PROVIDED INFORMATION –
*** Block opens ***
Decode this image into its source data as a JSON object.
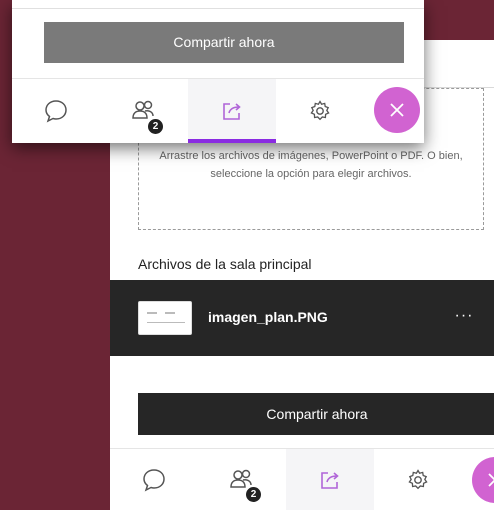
{
  "dropzone": {
    "instructions": "Arrastre los archivos de imágenes, PowerPoint o PDF. O bien, seleccione la opción para elegir archivos."
  },
  "files": {
    "heading": "Archivos de la sala principal",
    "items": [
      {
        "name": "imagen_plan.PNG",
        "more_label": "···"
      }
    ]
  },
  "share_button_label": "Compartir ahora",
  "popup": {
    "share_button_label": "Compartir ahora"
  },
  "tabs": {
    "chat_icon": "chat-bubble-icon",
    "attendees_icon": "attendees-icon",
    "attendees_badge": "2",
    "share_icon": "share-content-icon",
    "settings_icon": "gear-icon",
    "close_icon": "close-icon"
  },
  "colors": {
    "background": "#6b2535",
    "accent": "#8a2be2",
    "close_button": "#d163d1",
    "dark_button": "#262626",
    "disabled_button": "#7a7a7a"
  }
}
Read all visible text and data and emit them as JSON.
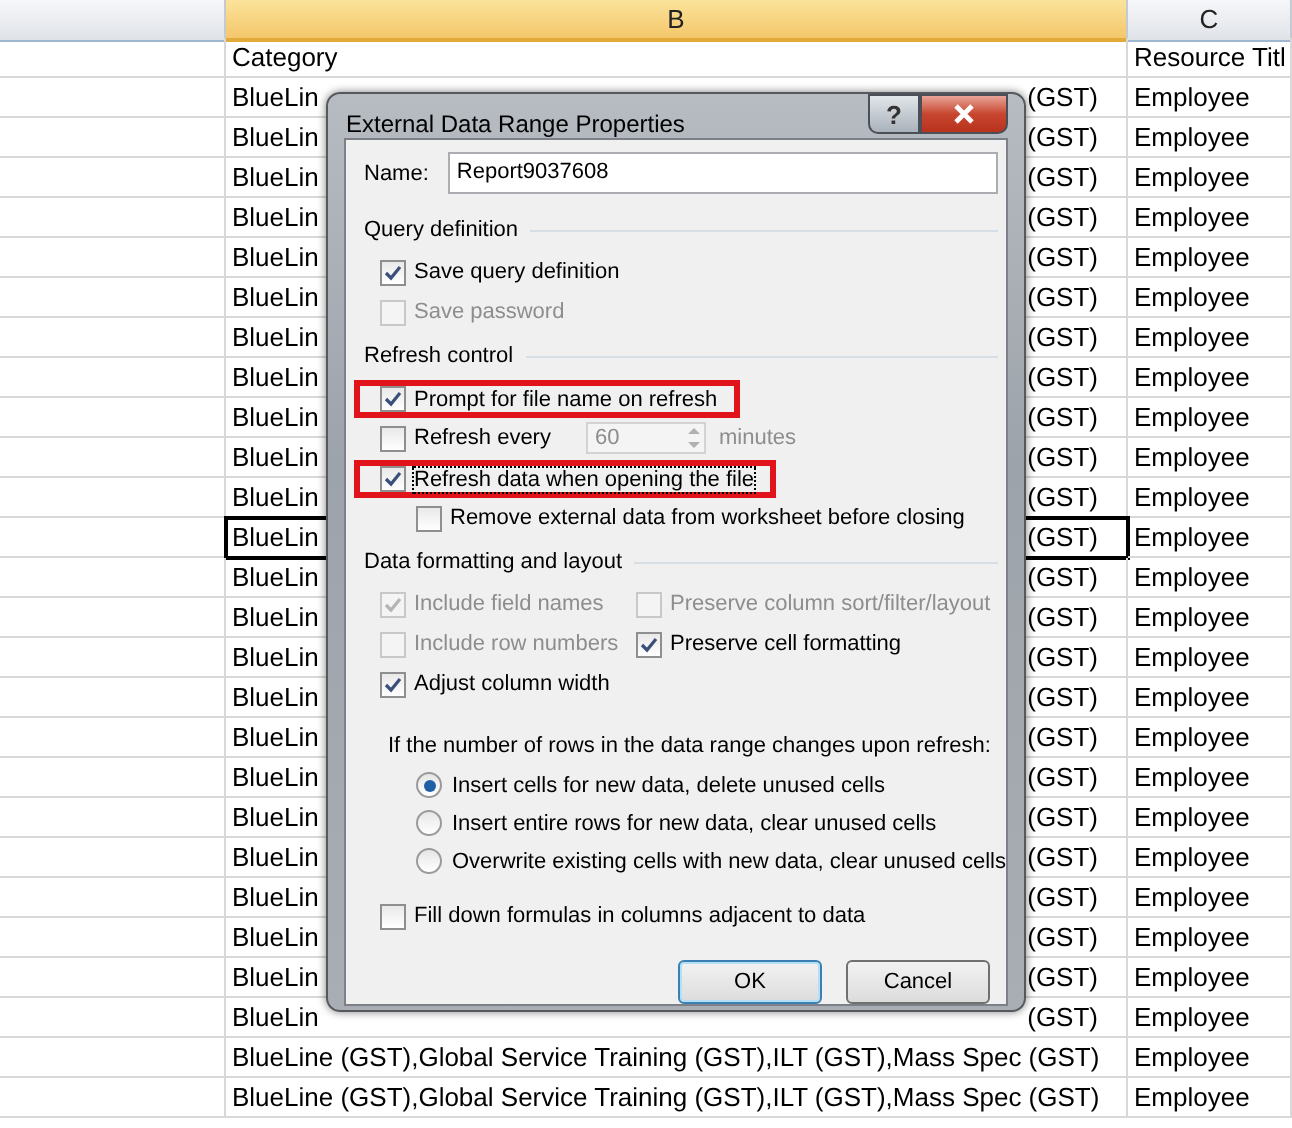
*** Block closes ***
TASK GOAL – Filter the entries and copy each line with "icon".

SOLUTION TO THIS EXERCISE –
    "chat_icon": "chat-bubble-icon",
    "attendees_icon": "attendees-icon",
    "share_icon": "share-content-icon",
    "settings_icon": "gear-icon",
    "close_icon": "close-icon"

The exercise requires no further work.